## START The data

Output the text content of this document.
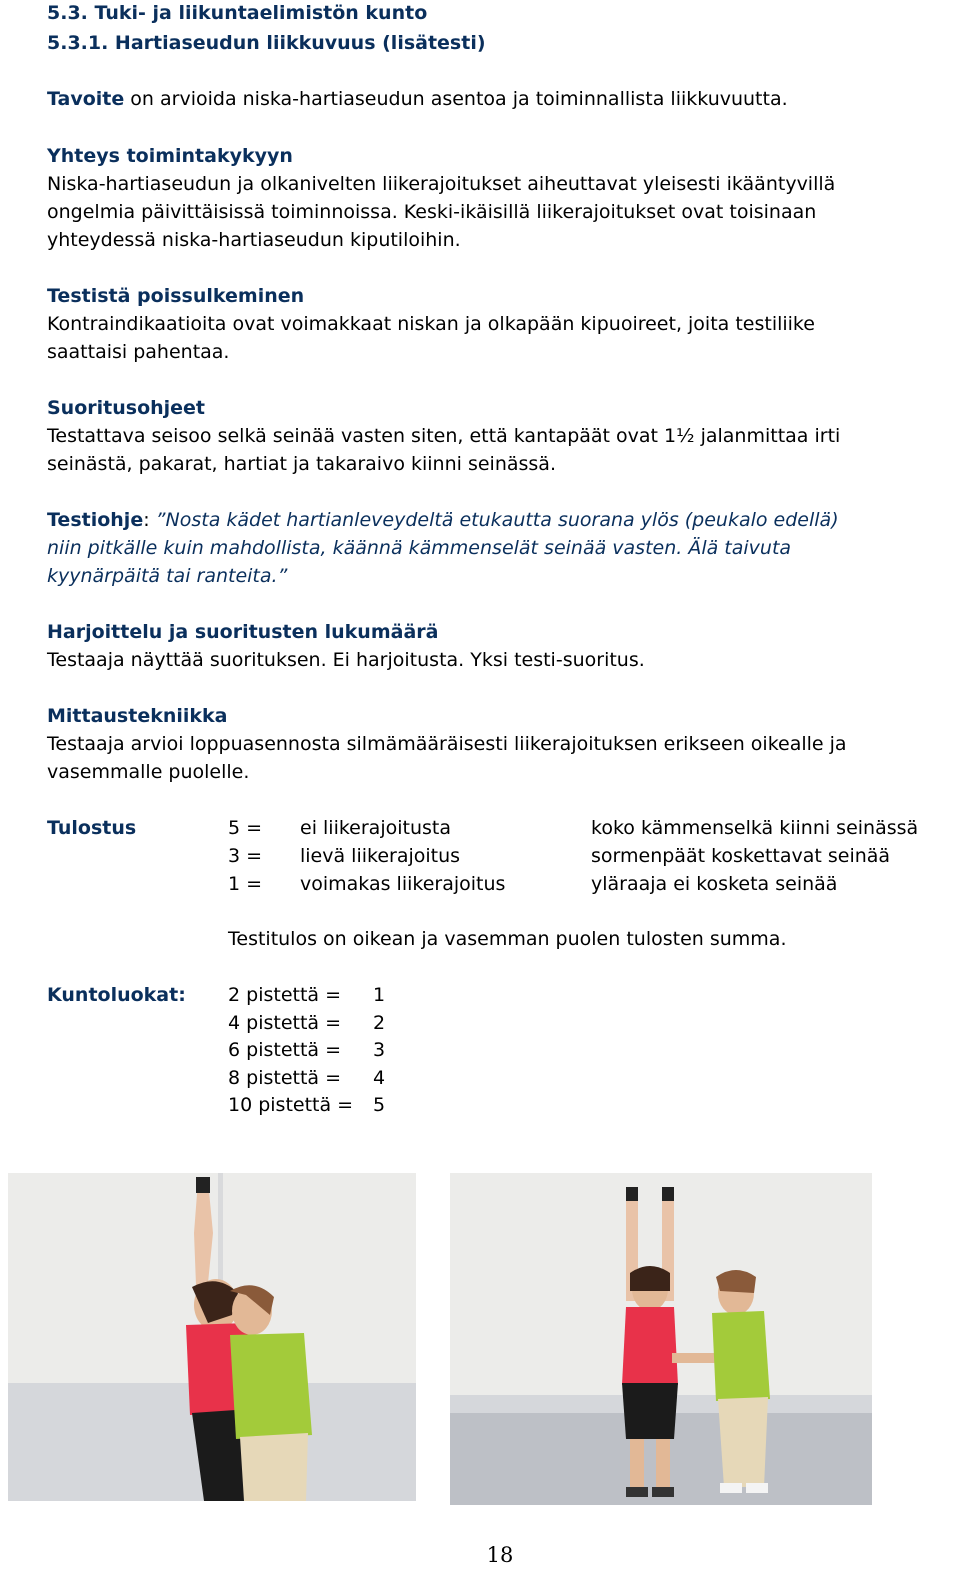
5.3. Tuki- ja liikuntaelimistön kunto
5.3.1. Hartiaseudun liikkuvuus (lisätesti)
Tavoite on arvioida niska-hartiaseudun asentoa ja toiminnallista liikkuvuutta.
Yhteys toimintakykyyn
Niska-hartiaseudun ja olkanivelten liikerajoitukset aiheuttavat yleisesti ikääntyvillä
ongelmia päivittäisissä toiminnoissa. Keski-ikäisillä liikerajoitukset ovat toisinaan
yhteydessä niska-hartiaseudun kiputiloihin.
Testistä poissulkeminen
Kontraindikaatioita ovat voimakkaat niskan ja olkapään kipuoireet, joita testiliike
saattaisi pahentaa.
Suoritusohjeet
Testattava seisoo selkä seinää vasten siten, että kantapäät ovat 1½ jalanmittaa irti
seinästä, pakarat, hartiat ja takaraivo kiinni seinässä.
Testiohje: ”Nosta kädet hartianleveydeltä etukautta suorana ylös (peukalo edellä)
niin pitkälle kuin mahdollista, käännä kämmenselät seinää vasten. Älä taivuta
kyynärpäitä tai ranteita.”
Harjoittelu ja suoritusten lukumäärä
Testaaja näyttää suorituksen. Ei harjoitusta. Yksi testi-suoritus.
Mittaustekniikka
Testaaja arvioi loppuasennosta silmämääräisesti liikerajoituksen erikseen oikealle ja
vasemmalle puolelle.
Tulostus	5 = ei liikerajoitusta	koko kämmenselkä kiinni seinässä
3 = lievä liikerajoitus	sormenpäät koskettavat seinää
1 = voimakas liikerajoitus	yläraaja ei kosketa seinää
Testitulos on oikean ja vasemman puolen tulosten summa.
Kuntoluokat: 2 pistettä = 1
4 pistettä = 2
6 pistettä = 3
8 pistettä = 4
10 pistettä = 5
18
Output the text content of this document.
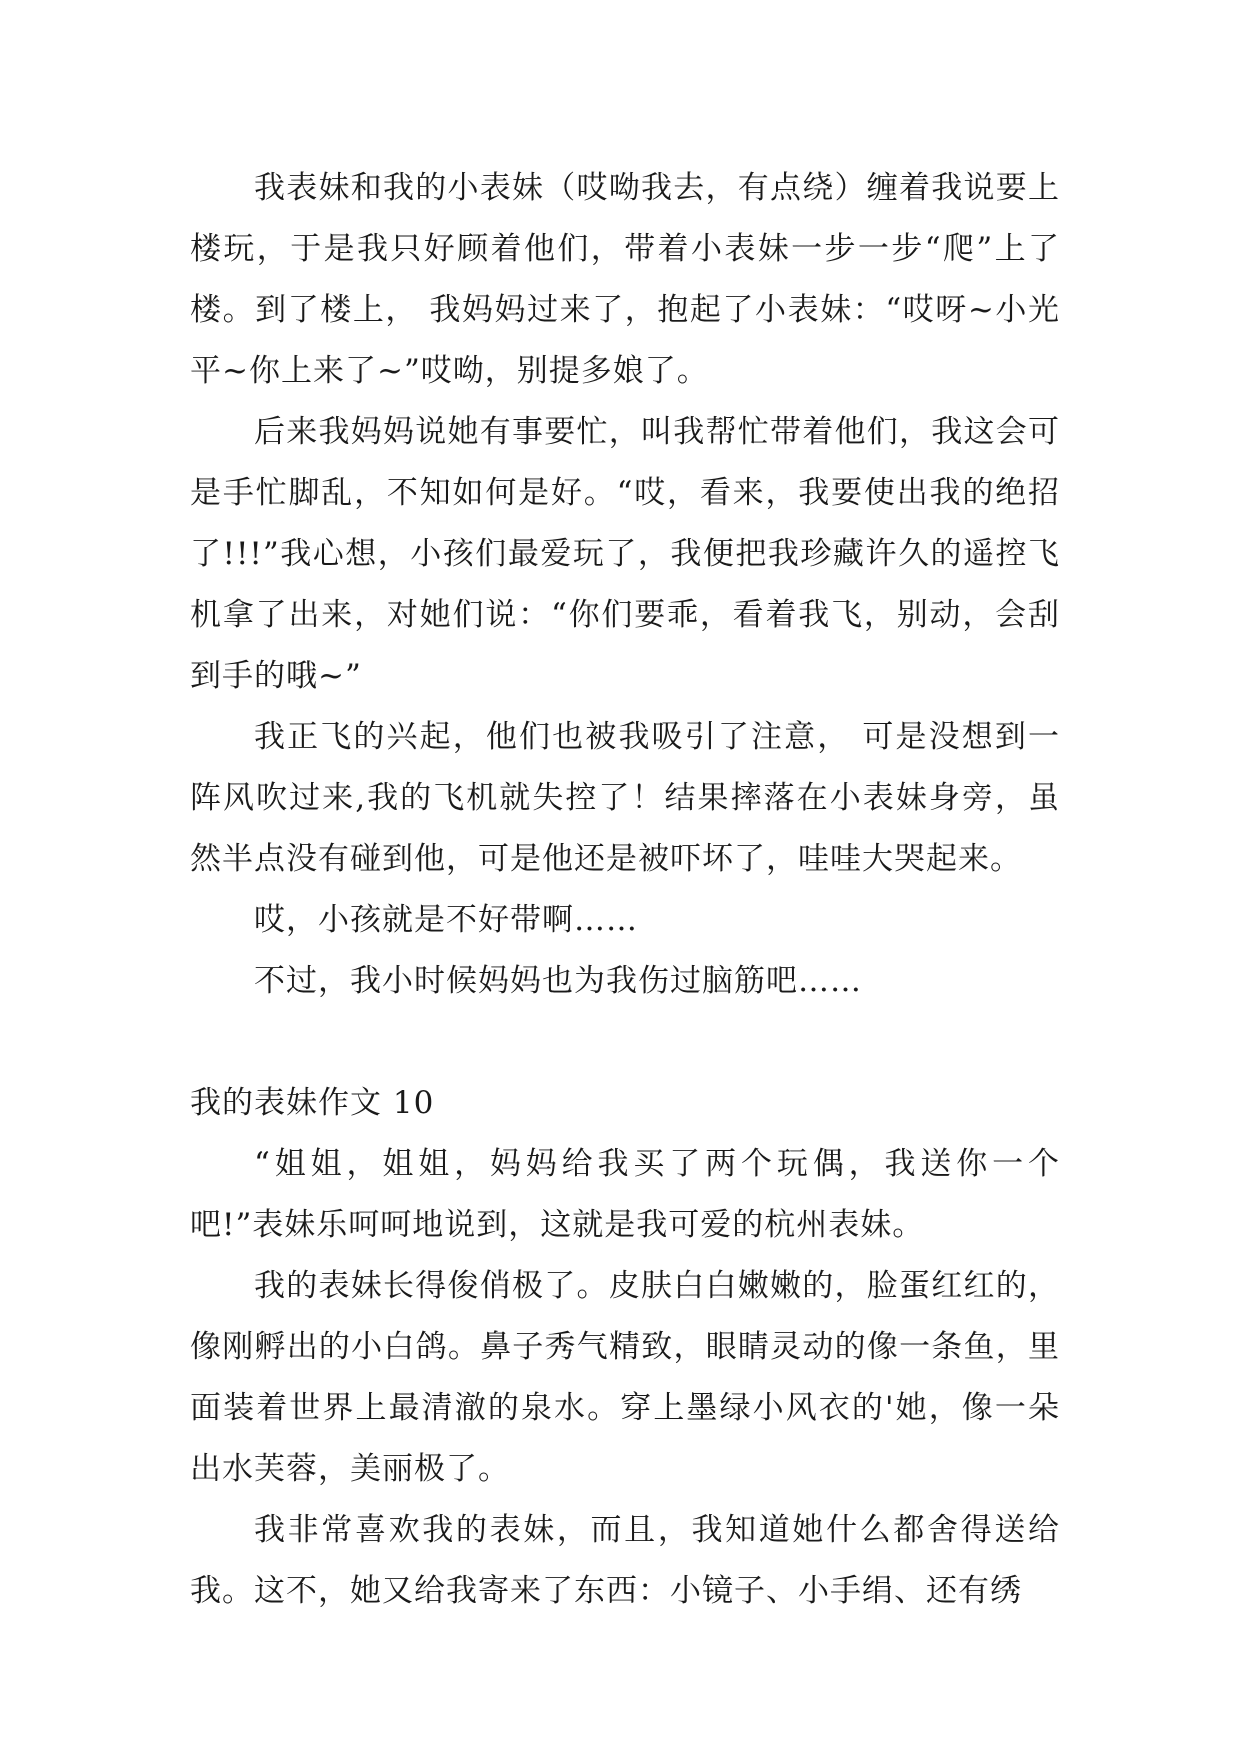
我表妹和我的小表妹（哎呦我去，有点绕）缠着我说要上楼玩，于是我只好顾着他们，带着小表妹一步一步“爬”上了楼。到了楼上， 我妈妈过来了，抱起了小表妹：“哎呀~小光平~你上来了~”哎呦，别提多娘了。

后来我妈妈说她有事要忙，叫我帮忙带着他们，我这会可是手忙脚乱，不知如何是好。“哎，看来，我要使出我的绝招了!!!”我心想，小孩们最爱玩了，我便把我珍藏许久的遥控飞机拿了出来，对她们说：“你们要乖，看着我飞，别动，会刮到手的哦~”

我正飞的兴起，他们也被我吸引了注意， 可是没想到一阵风吹过来,我的飞机就失控了！结果摔落在小表妹身旁，虽然半点没有碰到他，可是他还是被吓坏了，哇哇大哭起来。

哎，小孩就是不好带啊……

不过，我小时候妈妈也为我伤过脑筋吧……

我的表妹作文 10

“姐姐，姐姐，妈妈给我买了两个玩偶，我送你一个吧!”表妹乐呵呵地说到，这就是我可爱的杭州表妹。

我的表妹长得俊俏极了。皮肤白白嫩嫩的，脸蛋红红的，像刚孵出的小白鸽。鼻子秀气精致，眼睛灵动的像一条鱼，里面装着世界上最清澈的泉水。穿上墨绿小风衣的'她，像一朵出水芙蓉，美丽极了。

我非常喜欢我的表妹，而且，我知道她什么都舍得送给我。这不，她又给我寄来了东西：小镜子、小手绢、还有绣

## END The data

◆ What is expected
Which lines contain "pistettä"? Show each of them.

◆ Task solution
Kuntoluokat: 2 pistettä = 1
4 pistettä = 2
6 pistettä = 3
8 pistettä = 4
10 pistettä = 5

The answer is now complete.